-- Begin RECORDED DATA --
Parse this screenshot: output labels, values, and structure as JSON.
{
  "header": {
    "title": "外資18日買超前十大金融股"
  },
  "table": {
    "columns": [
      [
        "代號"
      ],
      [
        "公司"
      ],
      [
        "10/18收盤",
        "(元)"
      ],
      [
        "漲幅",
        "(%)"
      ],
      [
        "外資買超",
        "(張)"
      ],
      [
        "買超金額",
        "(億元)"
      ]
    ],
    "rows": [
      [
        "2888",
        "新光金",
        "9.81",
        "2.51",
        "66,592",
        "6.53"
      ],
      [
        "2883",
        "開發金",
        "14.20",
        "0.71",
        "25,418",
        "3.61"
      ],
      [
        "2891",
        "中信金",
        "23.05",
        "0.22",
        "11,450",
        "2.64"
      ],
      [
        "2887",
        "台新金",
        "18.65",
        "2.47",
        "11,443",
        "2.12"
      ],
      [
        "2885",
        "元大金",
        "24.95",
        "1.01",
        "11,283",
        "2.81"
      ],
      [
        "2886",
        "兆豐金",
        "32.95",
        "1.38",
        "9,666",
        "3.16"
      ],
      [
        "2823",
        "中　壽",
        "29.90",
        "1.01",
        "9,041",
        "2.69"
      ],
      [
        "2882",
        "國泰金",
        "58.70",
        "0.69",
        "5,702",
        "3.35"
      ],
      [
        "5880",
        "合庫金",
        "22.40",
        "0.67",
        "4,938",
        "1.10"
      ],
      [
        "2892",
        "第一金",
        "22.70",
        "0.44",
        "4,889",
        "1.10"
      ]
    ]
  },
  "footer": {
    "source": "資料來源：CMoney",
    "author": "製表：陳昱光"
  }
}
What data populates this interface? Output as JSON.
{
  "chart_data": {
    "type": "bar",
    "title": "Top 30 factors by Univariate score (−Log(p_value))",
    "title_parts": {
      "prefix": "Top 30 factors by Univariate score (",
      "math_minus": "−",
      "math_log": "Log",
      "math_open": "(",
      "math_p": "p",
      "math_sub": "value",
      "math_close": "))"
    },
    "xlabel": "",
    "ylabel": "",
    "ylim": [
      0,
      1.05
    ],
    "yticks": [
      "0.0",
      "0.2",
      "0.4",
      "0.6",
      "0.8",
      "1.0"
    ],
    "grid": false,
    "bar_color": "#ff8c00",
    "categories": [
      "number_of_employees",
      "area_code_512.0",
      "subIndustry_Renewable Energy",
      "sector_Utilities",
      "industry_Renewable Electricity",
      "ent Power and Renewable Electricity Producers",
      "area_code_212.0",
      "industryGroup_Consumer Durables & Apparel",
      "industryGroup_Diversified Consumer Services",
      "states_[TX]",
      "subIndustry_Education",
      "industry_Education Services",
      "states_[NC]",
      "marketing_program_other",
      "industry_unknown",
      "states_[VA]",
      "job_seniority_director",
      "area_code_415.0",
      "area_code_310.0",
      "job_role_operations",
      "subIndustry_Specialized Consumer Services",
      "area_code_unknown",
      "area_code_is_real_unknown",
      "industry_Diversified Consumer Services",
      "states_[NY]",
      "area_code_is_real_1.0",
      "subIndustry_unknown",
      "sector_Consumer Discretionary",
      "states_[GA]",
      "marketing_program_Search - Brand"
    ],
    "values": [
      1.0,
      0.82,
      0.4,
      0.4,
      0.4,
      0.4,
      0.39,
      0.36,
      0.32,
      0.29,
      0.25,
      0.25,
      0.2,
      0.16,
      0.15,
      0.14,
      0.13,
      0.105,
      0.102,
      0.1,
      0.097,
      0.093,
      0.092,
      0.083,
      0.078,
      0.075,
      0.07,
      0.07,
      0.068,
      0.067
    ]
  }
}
-- End RECORDED DATA --
THE PROBLEM
Among the entries above, how many lines include the word "JSON"? Give the number with no comment.

FULL SOLUTION
2